* _THE PROBLEM_
Count every line of these entries that holds the word "Search", and reply with the number only.

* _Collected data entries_
┌──
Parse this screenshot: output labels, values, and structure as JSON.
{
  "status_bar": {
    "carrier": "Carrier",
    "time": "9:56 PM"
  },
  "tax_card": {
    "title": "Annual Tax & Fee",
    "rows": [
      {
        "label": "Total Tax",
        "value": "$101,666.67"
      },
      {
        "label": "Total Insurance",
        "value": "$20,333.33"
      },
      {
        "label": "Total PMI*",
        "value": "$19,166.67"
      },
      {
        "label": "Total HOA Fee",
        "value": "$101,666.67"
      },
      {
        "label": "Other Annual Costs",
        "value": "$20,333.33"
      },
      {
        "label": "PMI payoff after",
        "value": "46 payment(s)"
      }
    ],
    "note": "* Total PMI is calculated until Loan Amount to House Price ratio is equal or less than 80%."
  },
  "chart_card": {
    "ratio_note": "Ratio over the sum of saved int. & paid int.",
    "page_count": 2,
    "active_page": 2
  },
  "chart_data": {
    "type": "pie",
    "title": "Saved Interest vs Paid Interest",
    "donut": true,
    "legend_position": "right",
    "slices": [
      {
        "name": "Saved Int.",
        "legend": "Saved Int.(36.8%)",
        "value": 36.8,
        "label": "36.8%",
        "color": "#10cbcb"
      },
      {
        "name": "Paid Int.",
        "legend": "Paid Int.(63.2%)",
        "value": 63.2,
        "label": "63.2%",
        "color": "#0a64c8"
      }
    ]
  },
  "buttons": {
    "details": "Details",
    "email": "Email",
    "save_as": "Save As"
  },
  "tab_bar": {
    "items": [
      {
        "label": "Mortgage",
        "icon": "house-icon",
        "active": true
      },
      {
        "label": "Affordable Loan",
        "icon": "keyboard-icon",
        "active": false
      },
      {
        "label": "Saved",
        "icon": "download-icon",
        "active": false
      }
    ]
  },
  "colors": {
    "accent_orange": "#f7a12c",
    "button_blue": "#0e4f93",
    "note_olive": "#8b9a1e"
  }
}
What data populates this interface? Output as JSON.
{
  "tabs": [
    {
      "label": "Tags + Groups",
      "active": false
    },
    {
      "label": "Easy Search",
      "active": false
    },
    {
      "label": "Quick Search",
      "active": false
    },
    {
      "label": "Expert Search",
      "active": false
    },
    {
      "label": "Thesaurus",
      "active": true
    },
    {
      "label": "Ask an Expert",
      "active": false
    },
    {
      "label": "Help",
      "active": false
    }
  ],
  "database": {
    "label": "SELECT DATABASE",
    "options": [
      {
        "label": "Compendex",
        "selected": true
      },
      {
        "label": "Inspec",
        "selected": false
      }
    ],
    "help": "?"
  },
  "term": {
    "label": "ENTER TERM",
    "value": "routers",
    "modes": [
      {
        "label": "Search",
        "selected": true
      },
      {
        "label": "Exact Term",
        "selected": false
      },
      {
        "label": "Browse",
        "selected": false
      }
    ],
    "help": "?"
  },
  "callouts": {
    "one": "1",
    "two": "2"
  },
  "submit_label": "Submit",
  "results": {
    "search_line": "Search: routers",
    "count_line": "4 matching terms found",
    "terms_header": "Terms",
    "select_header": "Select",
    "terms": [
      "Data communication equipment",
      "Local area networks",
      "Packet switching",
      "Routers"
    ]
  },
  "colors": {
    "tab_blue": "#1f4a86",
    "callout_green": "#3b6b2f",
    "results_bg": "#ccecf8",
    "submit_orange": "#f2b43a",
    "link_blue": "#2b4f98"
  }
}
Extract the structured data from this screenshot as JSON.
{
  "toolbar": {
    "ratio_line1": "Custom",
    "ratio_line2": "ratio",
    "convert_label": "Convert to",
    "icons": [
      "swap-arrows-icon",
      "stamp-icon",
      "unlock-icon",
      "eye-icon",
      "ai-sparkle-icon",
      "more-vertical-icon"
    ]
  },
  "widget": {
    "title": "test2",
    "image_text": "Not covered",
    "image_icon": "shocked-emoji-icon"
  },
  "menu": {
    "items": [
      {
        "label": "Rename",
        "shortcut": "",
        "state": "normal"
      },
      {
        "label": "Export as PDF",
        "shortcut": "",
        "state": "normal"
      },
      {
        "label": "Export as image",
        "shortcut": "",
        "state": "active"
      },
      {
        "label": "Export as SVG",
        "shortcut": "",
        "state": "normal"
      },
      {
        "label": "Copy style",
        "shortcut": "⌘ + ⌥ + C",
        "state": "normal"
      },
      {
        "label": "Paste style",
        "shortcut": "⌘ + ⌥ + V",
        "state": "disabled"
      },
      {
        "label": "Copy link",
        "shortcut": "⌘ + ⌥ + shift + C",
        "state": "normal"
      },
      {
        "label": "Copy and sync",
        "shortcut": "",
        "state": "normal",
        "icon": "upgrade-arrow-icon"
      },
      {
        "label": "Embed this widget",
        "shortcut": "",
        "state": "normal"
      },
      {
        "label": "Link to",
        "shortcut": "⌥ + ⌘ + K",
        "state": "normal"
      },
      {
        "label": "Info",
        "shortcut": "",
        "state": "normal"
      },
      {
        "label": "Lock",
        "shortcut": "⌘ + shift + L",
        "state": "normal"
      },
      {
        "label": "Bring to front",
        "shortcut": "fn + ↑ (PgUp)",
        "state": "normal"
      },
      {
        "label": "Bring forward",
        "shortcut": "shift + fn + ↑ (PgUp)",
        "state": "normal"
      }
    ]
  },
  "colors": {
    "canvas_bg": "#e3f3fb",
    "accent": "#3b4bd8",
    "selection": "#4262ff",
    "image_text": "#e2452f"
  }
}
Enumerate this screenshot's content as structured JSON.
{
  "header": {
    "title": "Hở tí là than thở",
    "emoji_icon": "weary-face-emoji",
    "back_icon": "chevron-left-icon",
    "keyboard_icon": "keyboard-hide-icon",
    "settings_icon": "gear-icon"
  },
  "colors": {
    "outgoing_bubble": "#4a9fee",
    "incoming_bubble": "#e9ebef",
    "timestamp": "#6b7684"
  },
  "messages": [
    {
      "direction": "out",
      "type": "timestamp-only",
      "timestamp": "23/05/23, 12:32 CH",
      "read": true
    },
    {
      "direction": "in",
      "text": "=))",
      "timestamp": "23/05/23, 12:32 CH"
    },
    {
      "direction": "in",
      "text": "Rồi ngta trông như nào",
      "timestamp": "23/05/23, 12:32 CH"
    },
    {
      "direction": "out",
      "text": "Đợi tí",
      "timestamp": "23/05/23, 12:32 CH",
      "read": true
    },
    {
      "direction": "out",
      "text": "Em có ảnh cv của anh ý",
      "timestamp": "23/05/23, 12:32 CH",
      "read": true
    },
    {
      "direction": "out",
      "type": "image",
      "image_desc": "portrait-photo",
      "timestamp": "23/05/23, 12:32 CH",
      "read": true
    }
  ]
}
└──
* _RESULT_
5